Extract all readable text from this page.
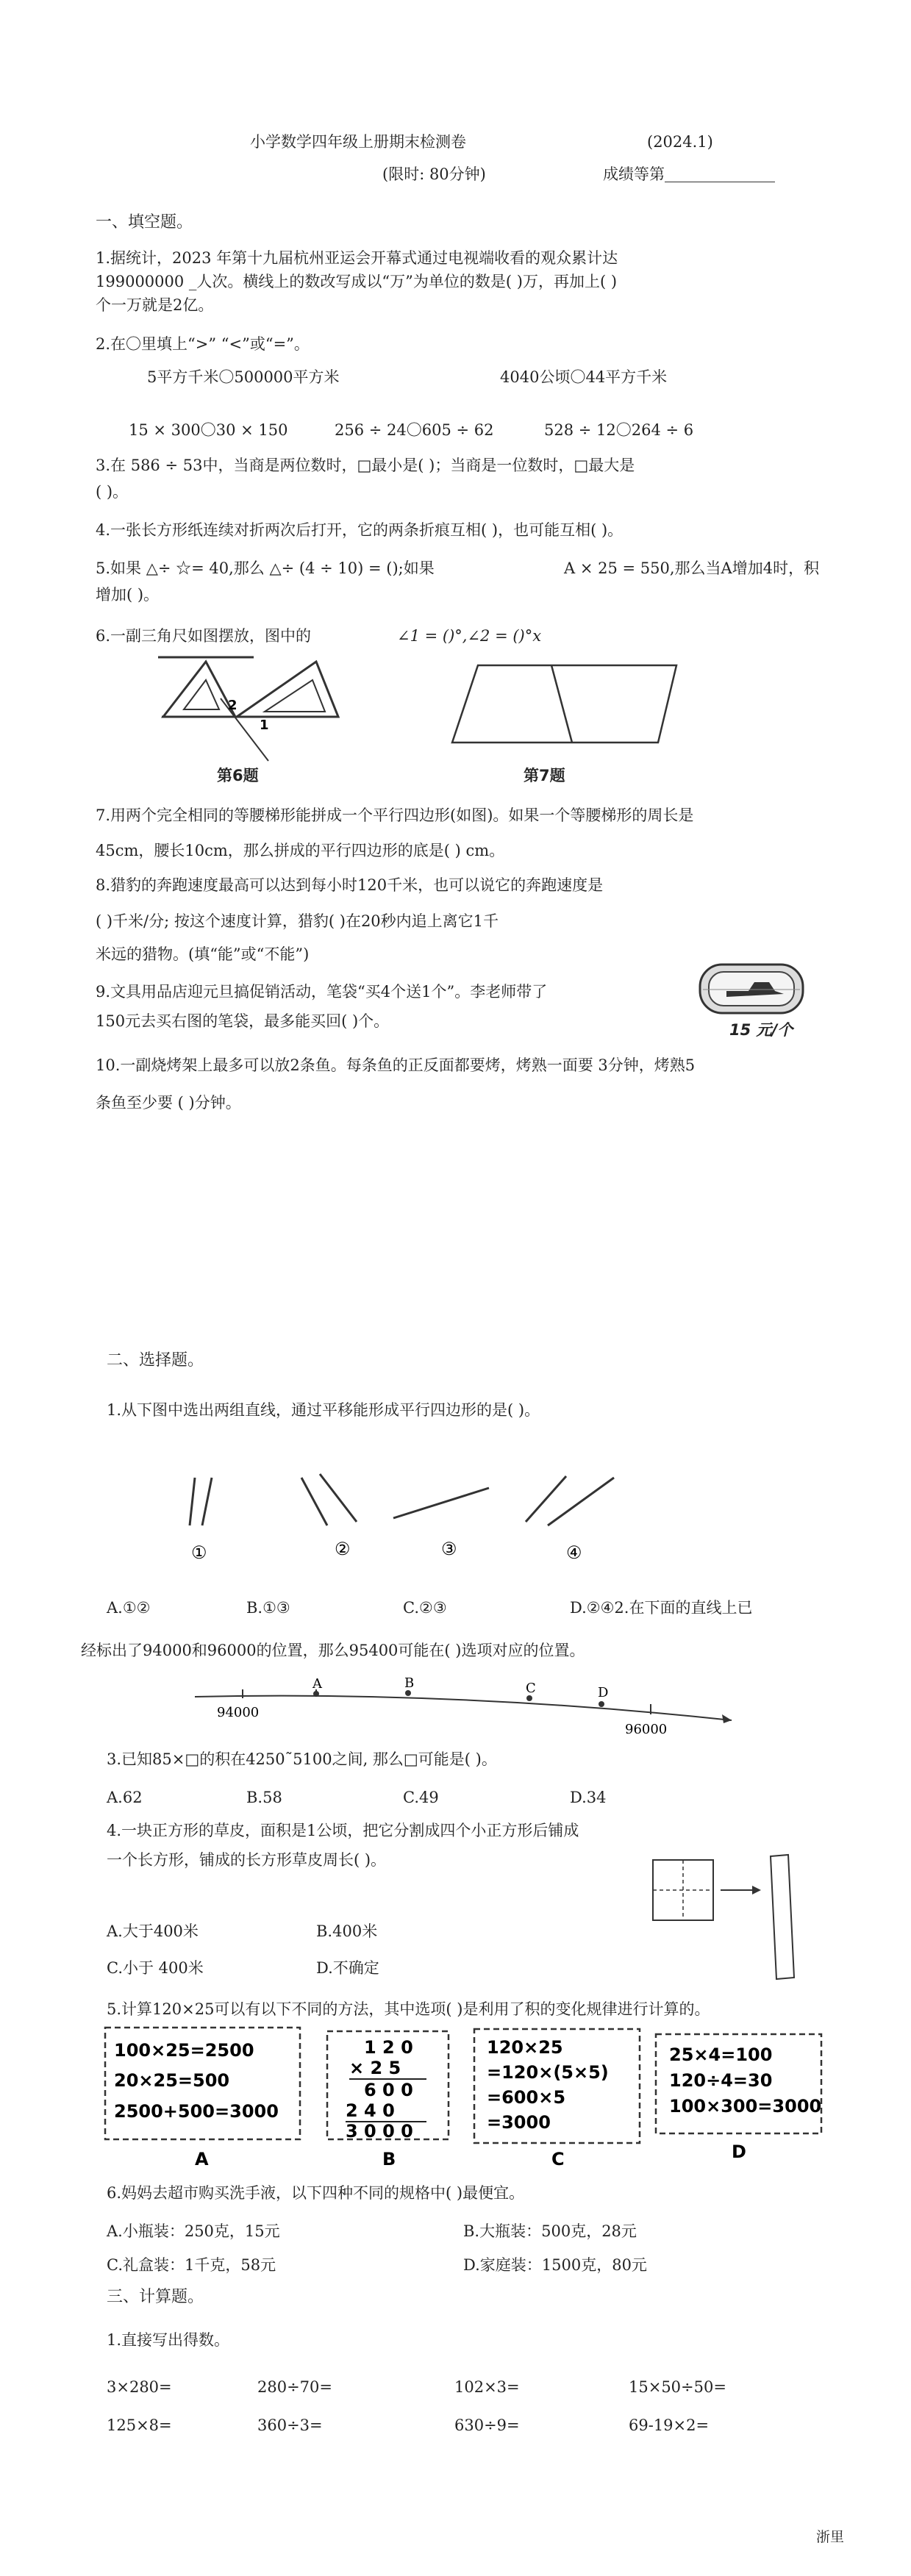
小学数学四年级上册期末检测卷	(2024.1)
(限时: 80分钟)	成绩等第
一、填空题。
1.据统计，2023 年第十九届杭州亚运会开幕式通过电视端收看的观众累计达
199000000 _人次。横线上的数改写成以“万”为单位的数是( )万，再加上( )
个一万就是2亿。
2.在〇里填上“>” “<”或“=”。
5平方千米〇500000平方米	4040公顷〇44平方千米
15 × 300〇30 × 150	256 ÷ 24〇605 ÷ 62	528 ÷ 12〇264 ÷ 6
3.在 586 ÷ 53中，当商是两位数时，□最小是( )；当商是一位数时，□最大是
( )。
4.一张长方形纸连续对折两次后打开，它的两条折痕互相( )，也可能互相( )。
5.如果 △÷ ☆= 40,那么 △÷ (4 ÷ 10) = ();如果	A × 25 = 550,那么当A增加4时，积
增加( )。
6.一副三角尺如图摆放，图中的	∠1 = ()°,∠2 = ()°x
2
1
第6题	第7题
7.用两个完全相同的等腰梯形能拼成一个平行四边形(如图)。如果一个等腰梯形的周长是
45cm，腰长10cm，那么拼成的平行四边形的底是( ) cm。
8.猎豹的奔跑速度最高可以达到每小时120千米，也可以说它的奔跑速度是
( )千米/分; 按这个速度计算，猎豹( )在20秒内追上离它1千
米远的猎物。(填“能”或“不能”)
9.文具用品店迎元旦搞促销活动，笔袋“买4个送1个”。李老师带了
150元去买右图的笔袋，最多能买回( )个。	15 元/个
10.一副烧烤架上最多可以放2条鱼。每条鱼的正反面都要烤，烤熟一面要 3分钟，烤熟5
条鱼至少要 ( )分钟。
二、选择题。
1.从下图中选出两组直线，通过平移能形成平行四边形的是( )。
①	②	③	④
A.①②	B.①③	C.②③	D.②④2.在下面的直线上已
经标出了94000和96000的位置，那么95400可能在( )选项对应的位置。
94000
A	B	C	D
96000
3.已知85×□的积在4250˜5100之间, 那么□可能是( )。
A.62	B.58	C.49	D.34
4.一块正方形的草皮，面积是1公顷，把它分割成四个小正方形后铺成
一个长方形，铺成的长方形草皮周长( )。
A.大于400米	B.400米
C.小于 400米	D.不确定
5.计算120×25可以有以下不同的方法，其中选项( )是利用了积的变化规律进行计算的。
100×25=2500
20×25=500
2500+500=3000
1 2 0
× 2 5
6 0 0
2 4 0
3 0 0 0
120×25
=120×(5×5)
=600×5
=3000
25×4=100
120÷4=30
100×300=3000
A	B	C	D
6.妈妈去超市购买洗手液，以下四种不同的规格中( )最便宜。
A.小瓶装：250克，15元	B.大瓶装：500克，28元
C.礼盒装：1千克，58元	D.家庭装：1500克，80元
三、计算题。
1.直接写出得数。
3×280=	280÷70=	102×3=	15×50÷50=
125×8=	360÷3=	630÷9=	69-19×2=
浙里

**Directions**
All of the data above should be quoted exactly, except for the pictures.

**Solution below**
Extract all readable text from this page.
小学数学四年级上册期末检测卷	(2024.1)
(限时: 80分钟)	成绩等第
一、填空题。
1.据统计，2023 年第十九届杭州亚运会开幕式通过电视端收看的观众累计达
199000000 _人次。横线上的数改写成以“万”为单位的数是( )万，再加上( )
个一万就是2亿。
2.在〇里填上“>” “<”或“=”。
5平方千米〇500000平方米	4040公顷〇44平方千米
15 × 300〇30 × 150	256 ÷ 24〇605 ÷ 62	528 ÷ 12〇264 ÷ 6
3.在 586 ÷ 53中，当商是两位数时，□最小是( )；当商是一位数时，□最大是
( )。
4.一张长方形纸连续对折两次后打开，它的两条折痕互相( )，也可能互相( )。
5.如果 △÷ ☆= 40,那么 △÷ (4 ÷ 10) = ();如果	A × 25 = 550,那么当A增加4时，积
增加( )。
6.一副三角尺如图摆放，图中的	∠1 = ()°,∠2 = ()°x
2
1
第6题	第7题
7.用两个完全相同的等腰梯形能拼成一个平行四边形(如图)。如果一个等腰梯形的周长是
45cm，腰长10cm，那么拼成的平行四边形的底是( ) cm。
8.猎豹的奔跑速度最高可以达到每小时120千米，也可以说它的奔跑速度是
( )千米/分; 按这个速度计算，猎豹( )在20秒内追上离它1千
米远的猎物。(填“能”或“不能”)
9.文具用品店迎元旦搞促销活动，笔袋“买4个送1个”。李老师带了
150元去买右图的笔袋，最多能买回( )个。	15 元/个
10.一副烧烤架上最多可以放2条鱼。每条鱼的正反面都要烤，烤熟一面要 3分钟，烤熟5
条鱼至少要 ( )分钟。
二、选择题。
1.从下图中选出两组直线，通过平移能形成平行四边形的是( )。
①	②	③	④
A.①②	B.①③	C.②③	D.②④2.在下面的直线上已
经标出了94000和96000的位置，那么95400可能在( )选项对应的位置。
94000
A	B	C	D
96000
3.已知85×□的积在4250˜5100之间, 那么□可能是( )。
A.62	B.58	C.49	D.34
4.一块正方形的草皮，面积是1公顷，把它分割成四个小正方形后铺成
一个长方形，铺成的长方形草皮周长( )。
A.大于400米	B.400米
C.小于 400米	D.不确定
5.计算120×25可以有以下不同的方法，其中选项( )是利用了积的变化规律进行计算的。
100×25=2500
20×25=500
2500+500=3000
1 2 0
× 2 5
6 0 0
2 4 0
3 0 0 0
120×25
=120×(5×5)
=600×5
=3000
25×4=100
120÷4=30
100×300=3000
A	B	C	D
6.妈妈去超市购买洗手液，以下四种不同的规格中( )最便宜。
A.小瓶装：250克，15元	B.大瓶装：500克，28元
C.礼盒装：1千克，58元	D.家庭装：1500克，80元
三、计算题。
1.直接写出得数。
3×280=	280÷70=	102×3=	15×50÷50=
125×8=	360÷3=	630÷9=	69-19×2=
浙里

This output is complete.